[Saved data entries]
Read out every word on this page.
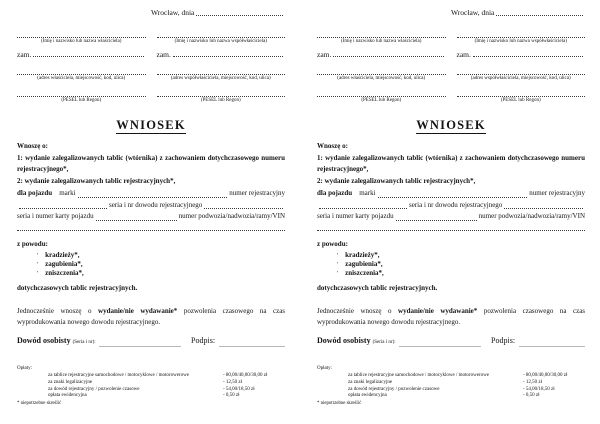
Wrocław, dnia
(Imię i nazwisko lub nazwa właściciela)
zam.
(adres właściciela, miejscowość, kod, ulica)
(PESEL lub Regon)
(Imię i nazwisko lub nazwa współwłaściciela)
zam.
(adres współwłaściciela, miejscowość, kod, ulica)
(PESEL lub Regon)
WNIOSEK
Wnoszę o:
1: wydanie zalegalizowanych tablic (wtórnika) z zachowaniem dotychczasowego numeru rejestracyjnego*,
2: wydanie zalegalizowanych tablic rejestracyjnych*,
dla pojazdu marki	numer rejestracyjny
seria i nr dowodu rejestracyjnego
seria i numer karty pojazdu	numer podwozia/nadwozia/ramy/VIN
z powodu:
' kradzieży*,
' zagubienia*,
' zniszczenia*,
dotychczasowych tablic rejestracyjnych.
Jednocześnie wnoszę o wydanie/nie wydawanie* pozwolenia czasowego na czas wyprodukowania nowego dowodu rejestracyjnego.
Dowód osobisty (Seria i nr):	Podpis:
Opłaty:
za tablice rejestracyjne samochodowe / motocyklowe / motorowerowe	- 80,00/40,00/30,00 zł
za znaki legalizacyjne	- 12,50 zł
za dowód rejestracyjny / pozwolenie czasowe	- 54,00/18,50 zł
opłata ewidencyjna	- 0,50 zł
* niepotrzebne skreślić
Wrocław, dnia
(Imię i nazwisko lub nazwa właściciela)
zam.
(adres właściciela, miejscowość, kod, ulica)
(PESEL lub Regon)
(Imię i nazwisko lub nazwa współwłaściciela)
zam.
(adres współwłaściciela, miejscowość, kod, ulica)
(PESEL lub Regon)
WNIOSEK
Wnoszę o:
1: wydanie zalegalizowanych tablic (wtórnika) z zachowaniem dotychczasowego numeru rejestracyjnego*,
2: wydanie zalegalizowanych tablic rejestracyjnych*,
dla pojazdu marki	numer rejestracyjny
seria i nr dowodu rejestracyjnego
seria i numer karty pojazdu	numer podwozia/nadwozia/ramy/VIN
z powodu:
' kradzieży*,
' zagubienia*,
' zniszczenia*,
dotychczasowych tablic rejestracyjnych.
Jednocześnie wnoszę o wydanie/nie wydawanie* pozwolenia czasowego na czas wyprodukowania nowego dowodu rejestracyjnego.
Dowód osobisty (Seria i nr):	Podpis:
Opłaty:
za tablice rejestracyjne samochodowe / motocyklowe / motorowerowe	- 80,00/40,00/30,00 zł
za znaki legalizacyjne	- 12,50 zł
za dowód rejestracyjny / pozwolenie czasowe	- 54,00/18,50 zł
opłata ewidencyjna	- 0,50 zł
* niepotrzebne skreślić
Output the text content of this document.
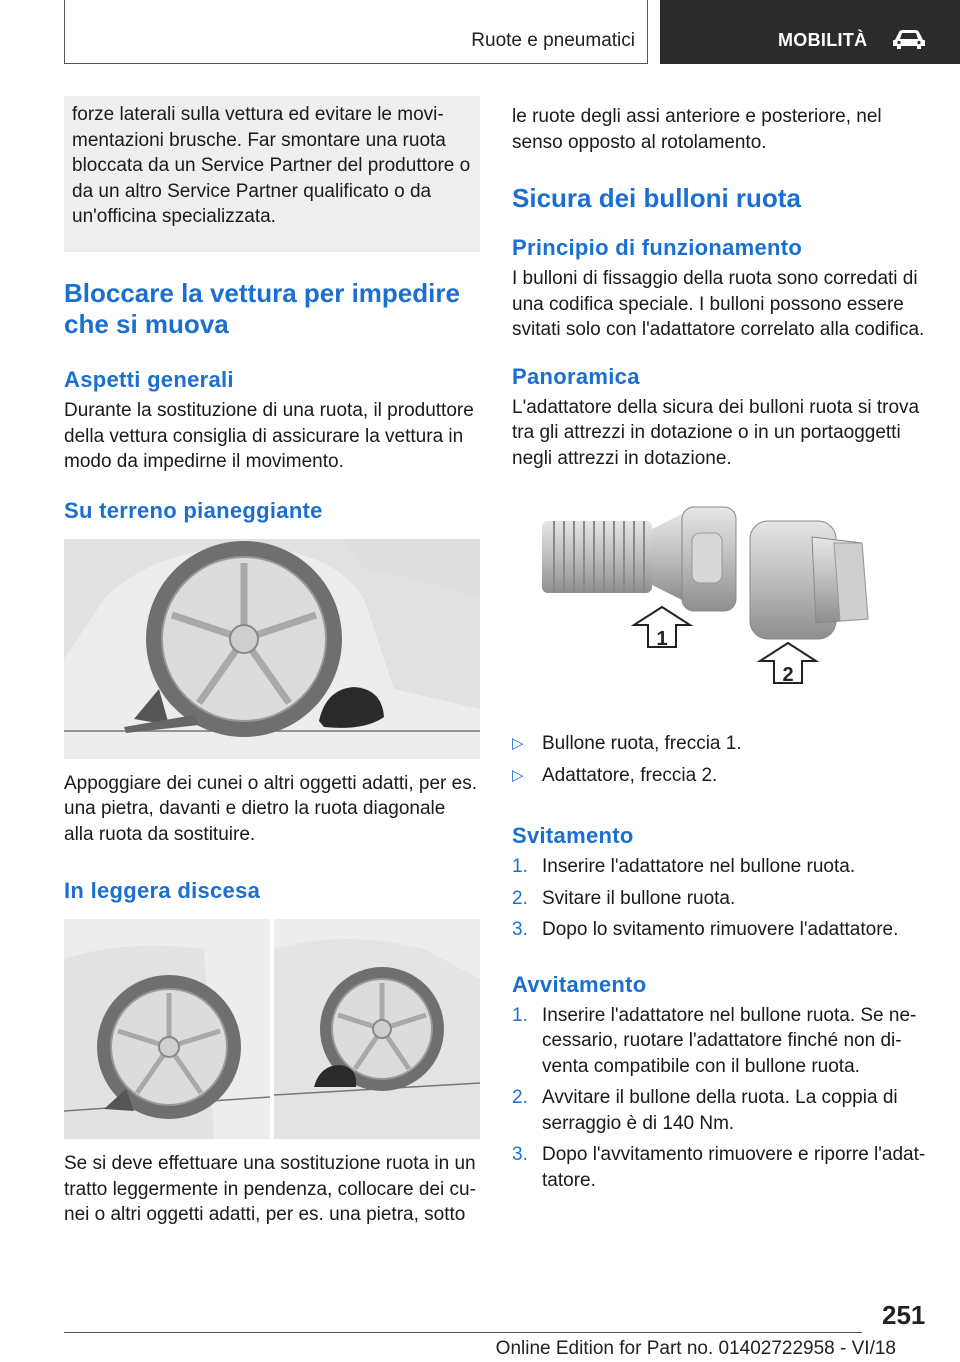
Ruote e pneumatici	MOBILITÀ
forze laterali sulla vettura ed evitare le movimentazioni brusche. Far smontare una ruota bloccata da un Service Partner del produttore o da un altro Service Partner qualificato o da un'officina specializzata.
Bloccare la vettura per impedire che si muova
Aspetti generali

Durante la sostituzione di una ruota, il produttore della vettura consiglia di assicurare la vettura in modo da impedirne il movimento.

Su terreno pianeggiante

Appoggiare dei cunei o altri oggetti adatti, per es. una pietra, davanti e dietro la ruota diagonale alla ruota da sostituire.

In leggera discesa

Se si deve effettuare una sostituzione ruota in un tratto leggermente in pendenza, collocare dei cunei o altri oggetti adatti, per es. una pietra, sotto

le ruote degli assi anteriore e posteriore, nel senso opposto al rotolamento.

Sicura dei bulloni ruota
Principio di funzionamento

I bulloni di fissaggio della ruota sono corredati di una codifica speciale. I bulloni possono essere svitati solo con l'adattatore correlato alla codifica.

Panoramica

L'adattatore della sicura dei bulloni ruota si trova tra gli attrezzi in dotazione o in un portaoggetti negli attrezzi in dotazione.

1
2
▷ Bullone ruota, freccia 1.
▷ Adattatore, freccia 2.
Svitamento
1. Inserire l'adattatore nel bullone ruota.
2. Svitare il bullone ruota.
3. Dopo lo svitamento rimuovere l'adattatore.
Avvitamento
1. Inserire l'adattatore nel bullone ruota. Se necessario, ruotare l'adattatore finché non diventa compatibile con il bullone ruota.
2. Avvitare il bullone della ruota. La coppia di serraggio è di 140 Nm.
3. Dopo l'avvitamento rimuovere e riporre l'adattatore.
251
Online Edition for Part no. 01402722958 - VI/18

_Goal of the exercise:_ Each record should be quoted exactly, with the images omitted.

_Task response:_
Read out every word on this page.
Wrocław, dnia
(Imię i nazwisko lub nazwa właściciela)
zam.
(adres właściciela, miejscowość, kod, ulica)
(PESEL lub Regon)
(Imię i nazwisko lub nazwa współwłaściciela)
zam.
(adres współwłaściciela, miejscowość, kod, ulica)
(PESEL lub Regon)
WNIOSEK
Wnoszę o:
1: wydanie zalegalizowanych tablic (wtórnika) z zachowaniem dotychczasowego numeru rejestracyjnego*,
2: wydanie zalegalizowanych tablic rejestracyjnych*,
dla pojazdu marki	numer rejestracyjny
seria i nr dowodu rejestracyjnego
seria i numer karty pojazdu	numer podwozia/nadwozia/ramy/VIN
z powodu:
' kradzieży*,
' zagubienia*,
' zniszczenia*,
dotychczasowych tablic rejestracyjnych.
Jednocześnie wnoszę o wydanie/nie wydawanie* pozwolenia czasowego na czas wyprodukowania nowego dowodu rejestracyjnego.
Dowód osobisty (Seria i nr):	Podpis:
Opłaty:
za tablice rejestracyjne samochodowe / motocyklowe / motorowerowe	- 80,00/40,00/30,00 zł
za znaki legalizacyjne	- 12,50 zł
za dowód rejestracyjny / pozwolenie czasowe	- 54,00/18,50 zł
opłata ewidencyjna	- 0,50 zł
* niepotrzebne skreślić
Wrocław, dnia
(Imię i nazwisko lub nazwa właściciela)
zam.
(adres właściciela, miejscowość, kod, ulica)
(PESEL lub Regon)
(Imię i nazwisko lub nazwa współwłaściciela)
zam.
(adres współwłaściciela, miejscowość, kod, ulica)
(PESEL lub Regon)
WNIOSEK
Wnoszę o:
1: wydanie zalegalizowanych tablic (wtórnika) z zachowaniem dotychczasowego numeru rejestracyjnego*,
2: wydanie zalegalizowanych tablic rejestracyjnych*,
dla pojazdu marki	numer rejestracyjny
seria i nr dowodu rejestracyjnego
seria i numer karty pojazdu	numer podwozia/nadwozia/ramy/VIN
z powodu:
' kradzieży*,
' zagubienia*,
' zniszczenia*,
dotychczasowych tablic rejestracyjnych.
Jednocześnie wnoszę o wydanie/nie wydawanie* pozwolenia czasowego na czas wyprodukowania nowego dowodu rejestracyjnego.
Dowód osobisty (Seria i nr):	Podpis:
Opłaty:
za tablice rejestracyjne samochodowe / motocyklowe / motorowerowe	- 80,00/40,00/30,00 zł
za znaki legalizacyjne	- 12,50 zł
za dowód rejestracyjny / pozwolenie czasowe	- 54,00/18,50 zł
opłata ewidencyjna	- 0,50 zł
* niepotrzebne skreślić
Output the text content of this document.
Ruote e pneumatici	MOBILITÀ
forze laterali sulla vettura ed evitare le movimentazioni brusche. Far smontare una ruota bloccata da un Service Partner del produttore o da un altro Service Partner qualificato o da un'officina specializzata.
Bloccare la vettura per impedire che si muova
Aspetti generali

Durante la sostituzione di una ruota, il produttore della vettura consiglia di assicurare la vettura in modo da impedirne il movimento.

Su terreno pianeggiante

Appoggiare dei cunei o altri oggetti adatti, per es. una pietra, davanti e dietro la ruota diagonale alla ruota da sostituire.

In leggera discesa

Se si deve effettuare una sostituzione ruota in un tratto leggermente in pendenza, collocare dei cunei o altri oggetti adatti, per es. una pietra, sotto

le ruote degli assi anteriore e posteriore, nel senso opposto al rotolamento.

Sicura dei bulloni ruota
Principio di funzionamento

I bulloni di fissaggio della ruota sono corredati di una codifica speciale. I bulloni possono essere svitati solo con l'adattatore correlato alla codifica.

Panoramica

L'adattatore della sicura dei bulloni ruota si trova tra gli attrezzi in dotazione o in un portaoggetti negli attrezzi in dotazione.

1
2
▷ Bullone ruota, freccia 1.
▷ Adattatore, freccia 2.
Svitamento
1. Inserire l'adattatore nel bullone ruota.
2. Svitare il bullone ruota.
3. Dopo lo svitamento rimuovere l'adattatore.
Avvitamento
1. Inserire l'adattatore nel bullone ruota. Se necessario, ruotare l'adattatore finché non diventa compatibile con il bullone ruota.
2. Avvitare il bullone della ruota. La coppia di serraggio è di 140 Nm.
3. Dopo l'avvitamento rimuovere e riporre l'adattatore.
251
Online Edition for Part no. 01402722958 - VI/18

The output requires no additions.